DATA FOR PROCESSING ▸
------------------------------------------------------------------------

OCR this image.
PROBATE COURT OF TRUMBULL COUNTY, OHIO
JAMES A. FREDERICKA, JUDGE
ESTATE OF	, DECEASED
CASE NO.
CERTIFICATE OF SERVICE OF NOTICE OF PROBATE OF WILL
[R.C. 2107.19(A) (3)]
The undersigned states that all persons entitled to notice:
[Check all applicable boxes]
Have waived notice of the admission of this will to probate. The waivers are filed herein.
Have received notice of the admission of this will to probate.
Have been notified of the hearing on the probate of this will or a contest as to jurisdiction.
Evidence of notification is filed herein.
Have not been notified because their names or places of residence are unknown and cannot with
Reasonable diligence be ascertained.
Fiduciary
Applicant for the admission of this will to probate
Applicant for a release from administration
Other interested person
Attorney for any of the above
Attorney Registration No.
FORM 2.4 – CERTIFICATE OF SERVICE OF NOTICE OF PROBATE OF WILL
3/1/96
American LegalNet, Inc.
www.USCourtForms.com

------------------------------------------------------------------------

THE PROBLEM ▸
Word for word, write out all of the data above.

ANSWER TO THIS EXERCISE ▸
OCR this image.
PROBATE COURT OF TRUMBULL COUNTY, OHIO
JAMES A. FREDERICKA, JUDGE
ESTATE OF	, DECEASED
CASE NO.
CERTIFICATE OF SERVICE OF NOTICE OF PROBATE OF WILL
[R.C. 2107.19(A) (3)]
The undersigned states that all persons entitled to notice:
[Check all applicable boxes]
Have waived notice of the admission of this will to probate. The waivers are filed herein.
Have received notice of the admission of this will to probate.
Have been notified of the hearing on the probate of this will or a contest as to jurisdiction.
Evidence of notification is filed herein.
Have not been notified because their names or places of residence are unknown and cannot with
Reasonable diligence be ascertained.
Fiduciary
Applicant for the admission of this will to probate
Applicant for a release from administration
Other interested person
Attorney for any of the above
Attorney Registration No.
FORM 2.4 – CERTIFICATE OF SERVICE OF NOTICE OF PROBATE OF WILL
3/1/96
American LegalNet, Inc.
www.USCourtForms.com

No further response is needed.